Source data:
----

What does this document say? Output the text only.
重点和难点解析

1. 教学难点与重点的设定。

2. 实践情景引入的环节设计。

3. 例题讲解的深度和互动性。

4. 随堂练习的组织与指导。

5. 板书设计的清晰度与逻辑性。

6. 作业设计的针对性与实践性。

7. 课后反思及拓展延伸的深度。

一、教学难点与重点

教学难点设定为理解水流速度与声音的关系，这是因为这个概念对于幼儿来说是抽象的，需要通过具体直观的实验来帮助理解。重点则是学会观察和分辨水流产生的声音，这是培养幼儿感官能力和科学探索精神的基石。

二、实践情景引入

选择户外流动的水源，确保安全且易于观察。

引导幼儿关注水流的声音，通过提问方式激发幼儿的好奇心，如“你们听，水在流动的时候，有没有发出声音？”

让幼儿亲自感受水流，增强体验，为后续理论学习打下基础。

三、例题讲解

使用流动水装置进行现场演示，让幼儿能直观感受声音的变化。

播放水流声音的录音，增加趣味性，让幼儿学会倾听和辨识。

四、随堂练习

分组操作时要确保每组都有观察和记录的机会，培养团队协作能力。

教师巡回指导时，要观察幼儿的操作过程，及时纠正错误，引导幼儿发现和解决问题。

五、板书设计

----

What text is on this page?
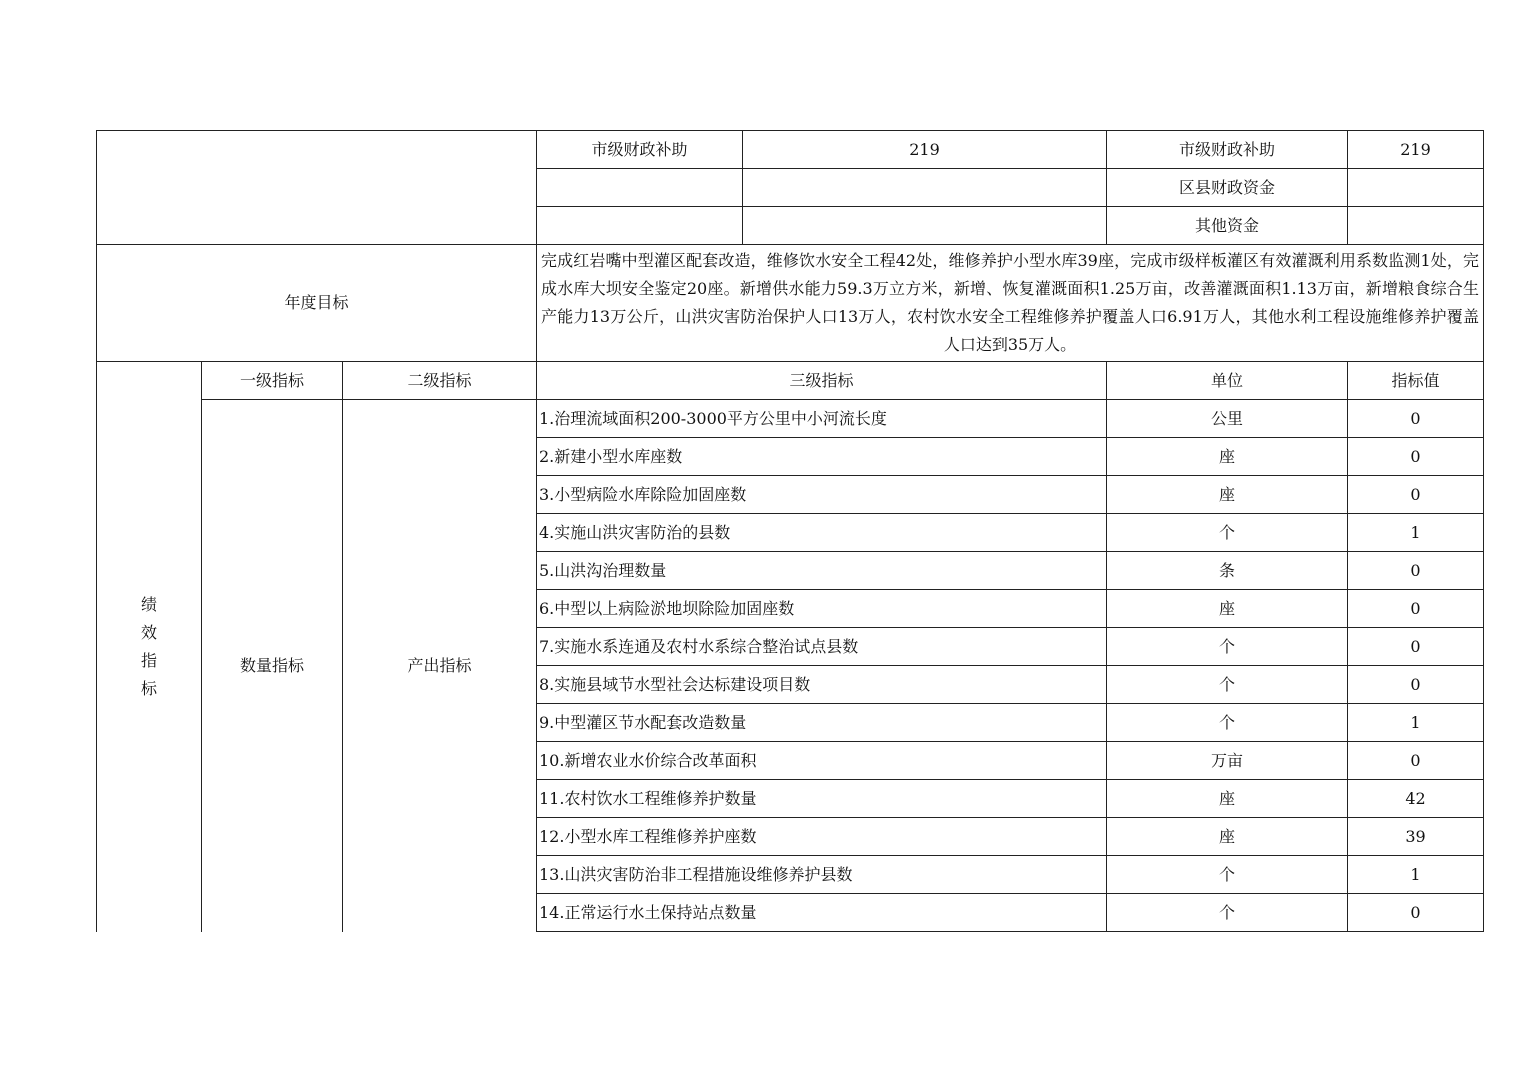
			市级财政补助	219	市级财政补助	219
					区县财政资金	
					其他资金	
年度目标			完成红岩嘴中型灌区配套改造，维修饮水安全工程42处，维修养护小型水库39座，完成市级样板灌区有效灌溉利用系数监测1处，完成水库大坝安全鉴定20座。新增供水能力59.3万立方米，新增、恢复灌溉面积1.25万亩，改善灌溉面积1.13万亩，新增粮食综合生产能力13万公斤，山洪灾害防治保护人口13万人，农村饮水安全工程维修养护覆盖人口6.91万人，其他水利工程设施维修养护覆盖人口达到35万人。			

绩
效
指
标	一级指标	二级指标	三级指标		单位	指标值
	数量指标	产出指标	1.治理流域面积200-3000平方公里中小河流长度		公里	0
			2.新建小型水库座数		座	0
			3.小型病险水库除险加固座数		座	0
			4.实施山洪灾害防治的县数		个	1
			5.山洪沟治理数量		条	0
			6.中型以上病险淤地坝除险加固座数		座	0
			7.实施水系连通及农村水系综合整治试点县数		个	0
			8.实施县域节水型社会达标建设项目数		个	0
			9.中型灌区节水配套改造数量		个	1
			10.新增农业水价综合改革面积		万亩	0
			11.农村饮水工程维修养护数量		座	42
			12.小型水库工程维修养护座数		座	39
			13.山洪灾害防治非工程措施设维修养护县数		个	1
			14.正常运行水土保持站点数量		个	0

----

Written instruction: In the entries above, identify every line with the word "What". Copy those lines.

Completed task:
What does this document say? Output the text only.
What text is on this page?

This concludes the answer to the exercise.